### YOUR GOAL
Give the number of lines that include the string "JSON", nothing more.

### EXTRACTED DATA
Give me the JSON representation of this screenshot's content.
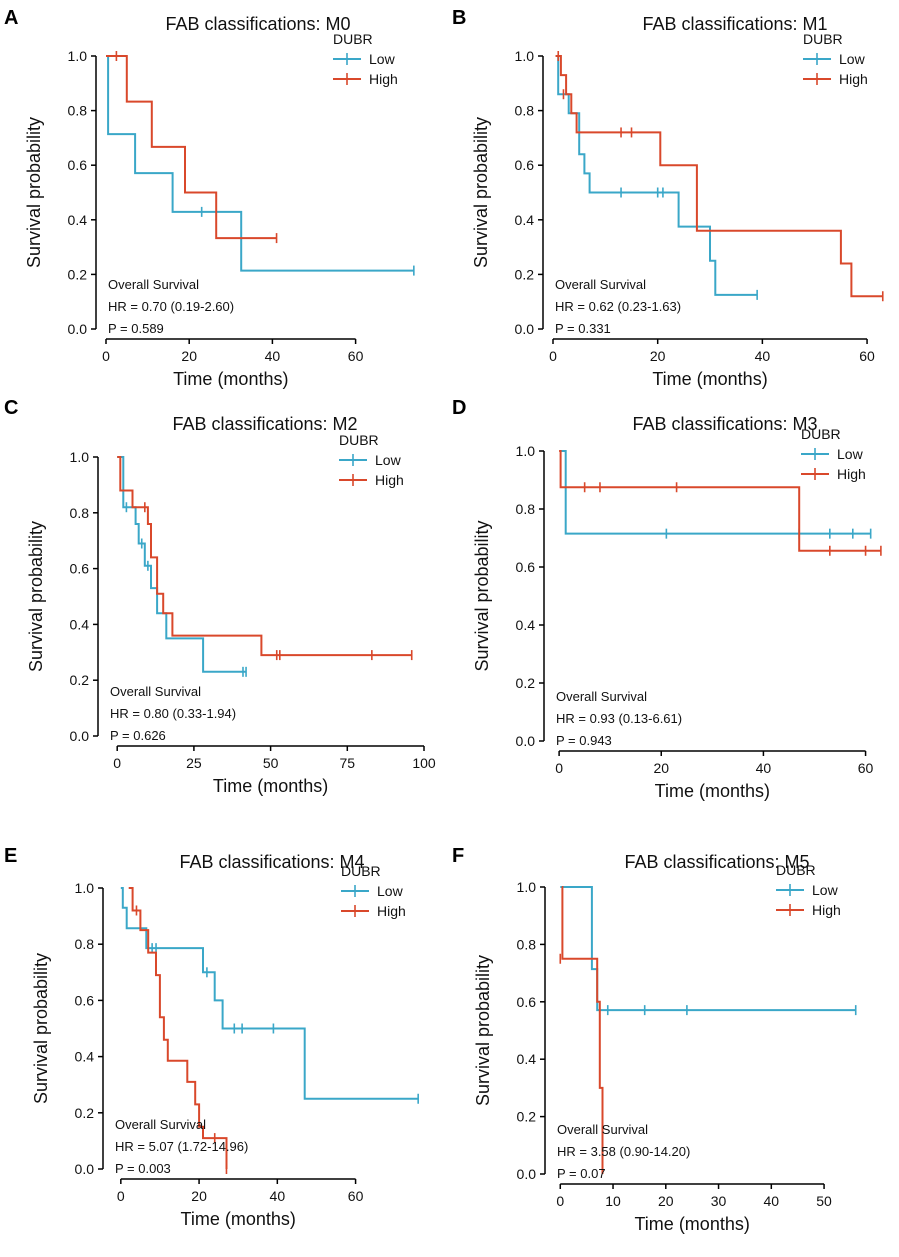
{
  "colors": {
    "low": "#3AA7C8",
    "high": "#D9482B",
    "axis": "#000000"
  },
  "chart_data": [
    {
      "label": "A",
      "type": "line",
      "title": "FAB classifications: M0",
      "xlabel": "Time (months)",
      "ylabel": "Survival probability",
      "xlim": [
        0,
        75
      ],
      "xticks": [
        0,
        20,
        40,
        60
      ],
      "ylim": [
        0,
        1
      ],
      "yticks": [
        0.0,
        0.2,
        0.4,
        0.6,
        0.8,
        1.0
      ],
      "legend": {
        "title": "DUBR",
        "entries": [
          "Low",
          "High"
        ]
      },
      "stats": {
        "line1": "Overall Survival",
        "line2": "HR = 0.70 (0.19-2.60)",
        "line3": "P = 0.589"
      },
      "series": [
        {
          "name": "Low",
          "steps": [
            [
              0,
              1.0
            ],
            [
              0.5,
              0.714
            ],
            [
              7,
              0.571
            ],
            [
              16,
              0.429
            ],
            [
              32.5,
              0.214
            ],
            [
              74,
              0.214
            ]
          ],
          "censors": [
            [
              23,
              0.429
            ],
            [
              74,
              0.214
            ]
          ]
        },
        {
          "name": "High",
          "steps": [
            [
              0,
              1.0
            ],
            [
              5,
              0.833
            ],
            [
              11,
              0.667
            ],
            [
              19,
              0.5
            ],
            [
              26.5,
              0.333
            ],
            [
              41,
              0.333
            ]
          ],
          "censors": [
            [
              2.5,
              1.0
            ],
            [
              41,
              0.333
            ]
          ]
        }
      ]
    },
    {
      "label": "B",
      "type": "line",
      "title": "FAB classifications: M1",
      "xlabel": "Time (months)",
      "ylabel": "Survival probability",
      "xlim": [
        0,
        64
      ],
      "xticks": [
        0,
        20,
        40,
        60
      ],
      "ylim": [
        0,
        1
      ],
      "yticks": [
        0.0,
        0.2,
        0.4,
        0.6,
        0.8,
        1.0
      ],
      "legend": {
        "title": "DUBR",
        "entries": [
          "Low",
          "High"
        ]
      },
      "stats": {
        "line1": "Overall Survival",
        "line2": "HR = 0.62 (0.23-1.63)",
        "line3": "P = 0.331"
      },
      "series": [
        {
          "name": "Low",
          "steps": [
            [
              0.5,
              1.0
            ],
            [
              1,
              0.86
            ],
            [
              3,
              0.79
            ],
            [
              5,
              0.64
            ],
            [
              6,
              0.57
            ],
            [
              7,
              0.5
            ],
            [
              24,
              0.375
            ],
            [
              30,
              0.25
            ],
            [
              31,
              0.125
            ],
            [
              39,
              0.125
            ]
          ],
          "censors": [
            [
              13,
              0.5
            ],
            [
              20,
              0.5
            ],
            [
              21,
              0.5
            ],
            [
              39,
              0.125
            ]
          ]
        },
        {
          "name": "High",
          "steps": [
            [
              0.5,
              1.0
            ],
            [
              1.5,
              0.93
            ],
            [
              2.5,
              0.86
            ],
            [
              3.5,
              0.79
            ],
            [
              4.5,
              0.72
            ],
            [
              20.5,
              0.6
            ],
            [
              27.5,
              0.36
            ],
            [
              55,
              0.24
            ],
            [
              57,
              0.12
            ],
            [
              63,
              0.12
            ]
          ],
          "censors": [
            [
              1,
              1.0
            ],
            [
              2,
              0.86
            ],
            [
              13,
              0.72
            ],
            [
              15,
              0.72
            ],
            [
              63,
              0.12
            ]
          ]
        }
      ]
    },
    {
      "label": "C",
      "type": "line",
      "title": "FAB classifications: M2",
      "xlabel": "Time (months)",
      "ylabel": "Survival probability",
      "xlim": [
        -3,
        100
      ],
      "xticks": [
        0,
        25,
        50,
        75,
        100
      ],
      "ylim": [
        0,
        1
      ],
      "yticks": [
        0.0,
        0.2,
        0.4,
        0.6,
        0.8,
        1.0
      ],
      "legend": {
        "title": "DUBR",
        "entries": [
          "Low",
          "High"
        ]
      },
      "stats": {
        "line1": "Overall Survival",
        "line2": "HR = 0.80 (0.33-1.94)",
        "line3": "P = 0.626"
      },
      "series": [
        {
          "name": "Low",
          "steps": [
            [
              0,
              1.0
            ],
            [
              2,
              0.82
            ],
            [
              6,
              0.76
            ],
            [
              7,
              0.69
            ],
            [
              9,
              0.61
            ],
            [
              11,
              0.53
            ],
            [
              13,
              0.44
            ],
            [
              16,
              0.35
            ],
            [
              28,
              0.23
            ],
            [
              42,
              0.23
            ]
          ],
          "censors": [
            [
              3,
              0.82
            ],
            [
              8,
              0.69
            ],
            [
              10,
              0.61
            ],
            [
              41,
              0.23
            ],
            [
              42,
              0.23
            ]
          ]
        },
        {
          "name": "High",
          "steps": [
            [
              0,
              1.0
            ],
            [
              1,
              0.88
            ],
            [
              5,
              0.82
            ],
            [
              10,
              0.76
            ],
            [
              11,
              0.64
            ],
            [
              13,
              0.51
            ],
            [
              15,
              0.44
            ],
            [
              18,
              0.36
            ],
            [
              47,
              0.29
            ],
            [
              96,
              0.29
            ]
          ],
          "censors": [
            [
              9,
              0.82
            ],
            [
              52,
              0.29
            ],
            [
              53,
              0.29
            ],
            [
              83,
              0.29
            ],
            [
              96,
              0.29
            ]
          ]
        }
      ]
    },
    {
      "label": "D",
      "type": "line",
      "title": "FAB classifications: M3",
      "xlabel": "Time (months)",
      "ylabel": "Survival probability",
      "xlim": [
        -1,
        64
      ],
      "xticks": [
        0,
        20,
        40,
        60
      ],
      "ylim": [
        0,
        1
      ],
      "yticks": [
        0.0,
        0.2,
        0.4,
        0.6,
        0.8,
        1.0
      ],
      "legend": {
        "title": "DUBR",
        "entries": [
          "Low",
          "High"
        ]
      },
      "stats": {
        "line1": "Overall Survival",
        "line2": "HR = 0.93 (0.13-6.61)",
        "line3": "P = 0.943"
      },
      "series": [
        {
          "name": "Low",
          "steps": [
            [
              0.3,
              1.0
            ],
            [
              1.3,
              0.715
            ],
            [
              61,
              0.715
            ]
          ],
          "censors": [
            [
              21,
              0.715
            ],
            [
              47,
              0.715
            ],
            [
              53,
              0.715
            ],
            [
              57.5,
              0.715
            ],
            [
              61,
              0.715
            ]
          ]
        },
        {
          "name": "High",
          "steps": [
            [
              0,
              1.0
            ],
            [
              0.3,
              0.875
            ],
            [
              47,
              0.656
            ],
            [
              63,
              0.656
            ]
          ],
          "censors": [
            [
              5,
              0.875
            ],
            [
              8,
              0.875
            ],
            [
              23,
              0.875
            ],
            [
              53,
              0.656
            ],
            [
              60,
              0.656
            ],
            [
              63,
              0.656
            ]
          ]
        }
      ]
    },
    {
      "label": "E",
      "type": "line",
      "title": "FAB classifications: M4",
      "xlabel": "Time (months)",
      "ylabel": "Survival probability",
      "xlim": [
        -2,
        78
      ],
      "xticks": [
        0,
        20,
        40,
        60
      ],
      "ylim": [
        0,
        1
      ],
      "yticks": [
        0.0,
        0.2,
        0.4,
        0.6,
        0.8,
        1.0
      ],
      "legend": {
        "title": "DUBR",
        "entries": [
          "Low",
          "High"
        ]
      },
      "stats": {
        "line1": "Overall Survival",
        "line2": "HR = 5.07 (1.72-14.96)",
        "line3": "P = 0.003"
      },
      "series": [
        {
          "name": "Low",
          "steps": [
            [
              0,
              1.0
            ],
            [
              0.5,
              0.93
            ],
            [
              1.5,
              0.857
            ],
            [
              6.5,
              0.786
            ],
            [
              21,
              0.7
            ],
            [
              24,
              0.6
            ],
            [
              26,
              0.5
            ],
            [
              47,
              0.25
            ],
            [
              76,
              0.25
            ]
          ],
          "censors": [
            [
              8,
              0.786
            ],
            [
              9,
              0.786
            ],
            [
              22,
              0.7
            ],
            [
              29,
              0.5
            ],
            [
              31,
              0.5
            ],
            [
              39,
              0.5
            ],
            [
              76,
              0.25
            ]
          ]
        },
        {
          "name": "High",
          "steps": [
            [
              2,
              1.0
            ],
            [
              3,
              0.92
            ],
            [
              5,
              0.85
            ],
            [
              7,
              0.77
            ],
            [
              9,
              0.69
            ],
            [
              10,
              0.54
            ],
            [
              11,
              0.46
            ],
            [
              12,
              0.385
            ],
            [
              17,
              0.31
            ],
            [
              19,
              0.23
            ],
            [
              20,
              0.15
            ],
            [
              21,
              0.11
            ],
            [
              27,
              0.0
            ]
          ],
          "censors": [
            [
              4,
              0.92
            ],
            [
              24,
              0.11
            ],
            [
              27,
              0.0
            ]
          ]
        }
      ]
    },
    {
      "label": "F",
      "type": "line",
      "title": "FAB classifications: M5",
      "xlabel": "Time (months)",
      "ylabel": "Survival probability",
      "xlim": [
        -1,
        57
      ],
      "xticks": [
        0,
        10,
        20,
        30,
        40,
        50
      ],
      "ylim": [
        0,
        1
      ],
      "yticks": [
        0.0,
        0.2,
        0.4,
        0.6,
        0.8,
        1.0
      ],
      "legend": {
        "title": "DUBR",
        "entries": [
          "Low",
          "High"
        ]
      },
      "stats": {
        "line1": "Overall Survival",
        "line2": "HR = 3.58 (0.90-14.20)",
        "line3": "P = 0.07"
      },
      "series": [
        {
          "name": "Low",
          "steps": [
            [
              0,
              1.0
            ],
            [
              6,
              0.714
            ],
            [
              7,
              0.571
            ],
            [
              56,
              0.571
            ]
          ],
          "censors": [
            [
              9,
              0.571
            ],
            [
              16,
              0.571
            ],
            [
              24,
              0.571
            ],
            [
              56,
              0.571
            ]
          ]
        },
        {
          "name": "High",
          "steps": [
            [
              0.3,
              1.0
            ],
            [
              0.4,
              0.75
            ],
            [
              7,
              0.6
            ],
            [
              7.5,
              0.3
            ],
            [
              8,
              0.0
            ]
          ],
          "censors": [
            [
              0,
              0.75
            ]
          ]
        }
      ]
    }
  ]
}
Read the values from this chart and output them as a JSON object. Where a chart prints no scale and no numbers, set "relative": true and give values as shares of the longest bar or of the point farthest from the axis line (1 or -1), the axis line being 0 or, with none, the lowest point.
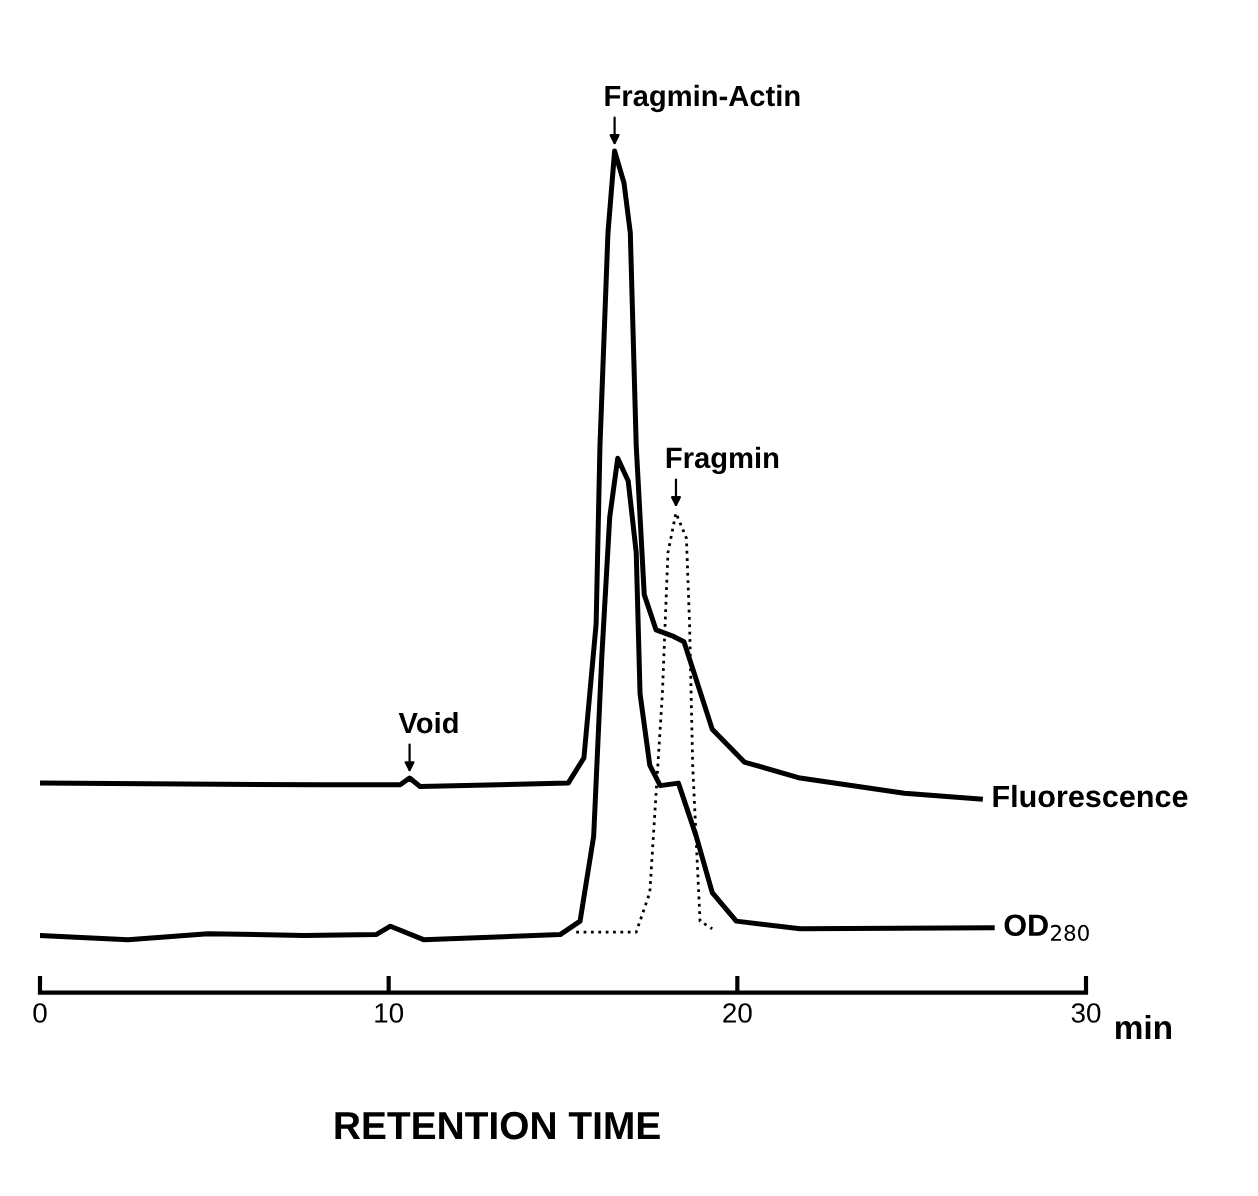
{
  "chart_data": {
    "type": "line",
    "relative": true,
    "xlabel": "RETENTION TIME",
    "xlim": [
      0,
      30
    ],
    "xticks": [
      0,
      10,
      20,
      30
    ],
    "line_style": "solid",
    "marker": "none",
    "grid": false,
    "tick_labels": "x",
    "series": [
      {
        "name": "Fluorescence",
        "color": "#000000",
        "x": [
          0,
          8.03,
          10.33,
          10.6,
          10.9,
          15.15,
          15.6,
          15.95,
          16.06,
          16.29,
          16.48,
          16.75,
          16.93,
          17.1,
          17.33,
          17.67,
          18.13,
          18.47,
          18.82,
          19.28,
          20.2,
          21.8,
          24.79,
          26.97
        ],
        "values": [
          0.249,
          0.247,
          0.247,
          0.255,
          0.245,
          0.249,
          0.279,
          0.438,
          0.65,
          0.903,
          1.0,
          0.962,
          0.903,
          0.65,
          0.473,
          0.431,
          0.424,
          0.417,
          0.372,
          0.313,
          0.274,
          0.255,
          0.237,
          0.23
        ]
      },
      {
        "name": "OD$_{280}$",
        "color": "#000000",
        "x": [
          0,
          2.52,
          4.82,
          7.57,
          9.64,
          10.05,
          11.0,
          14.92,
          15.49,
          15.88,
          16.11,
          16.34,
          16.57,
          16.87,
          17.1,
          17.21,
          17.49,
          17.79,
          18.31,
          18.82,
          19.28,
          19.97,
          21.8,
          27.31
        ],
        "values": [
          0.068,
          0.063,
          0.07,
          0.068,
          0.069,
          0.079,
          0.063,
          0.069,
          0.085,
          0.186,
          0.397,
          0.565,
          0.635,
          0.608,
          0.523,
          0.355,
          0.27,
          0.246,
          0.249,
          0.186,
          0.119,
          0.085,
          0.076,
          0.077
        ]
      },
      {
        "color": "#000000",
        "line_style": "dotted",
        "x": [
          15.38,
          17.1,
          17.49,
          17.85,
          18.01,
          18.24,
          18.54,
          18.63,
          18.72,
          18.93,
          19.28
        ],
        "values": [
          0.072,
          0.072,
          0.119,
          0.355,
          0.523,
          0.57,
          0.54,
          0.438,
          0.27,
          0.085,
          0.076
        ]
      }
    ],
    "annotations": [
      {
        "text": "Void",
        "x": 10.6,
        "y": 0.255
      },
      {
        "text": "Fragmin-Actin",
        "x": 16.48,
        "y": 1.0
      },
      {
        "text": "Fragmin",
        "x": 18.24,
        "y": 0.57
      },
      "min"
    ]
  }
}
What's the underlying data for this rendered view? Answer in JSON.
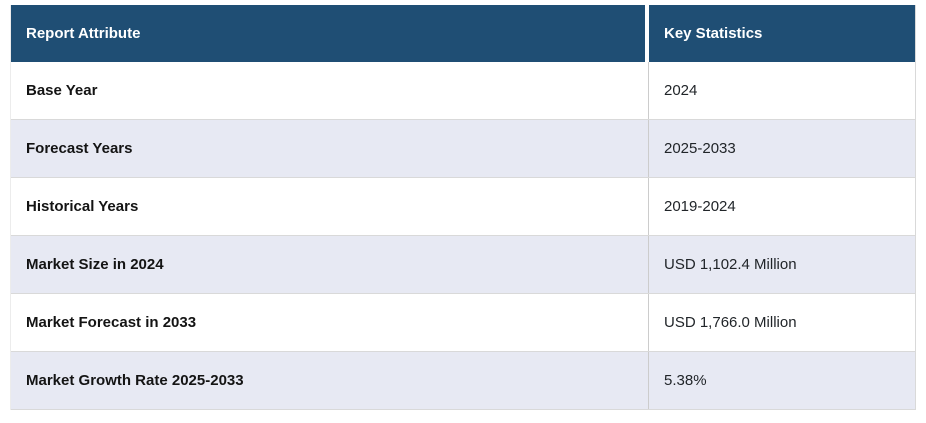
{
  "chart_data": {
    "type": "table",
    "columns": [
      "Report Attribute",
      "Key Statistics"
    ],
    "rows": [
      [
        "Base Year",
        "2024"
      ],
      [
        "Forecast Years",
        "2025-2033"
      ],
      [
        "Historical Years",
        "2019-2024"
      ],
      [
        "Market Size in 2024",
        "USD 1,102.4 Million"
      ],
      [
        "Market Forecast in 2033",
        "USD 1,766.0 Million"
      ],
      [
        "Market Growth Rate 2025-2033",
        "5.38%"
      ]
    ]
  },
  "colors": {
    "header_bg": "#1f4e74",
    "header_text": "#ffffff",
    "alt_row_bg": "#e7e9f3",
    "row_bg": "#ffffff",
    "row_border": "#d9d9d9",
    "column_divider": "#cccccc",
    "attribute_text": "#141414",
    "value_text": "#212529"
  }
}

### TASK RESULT
3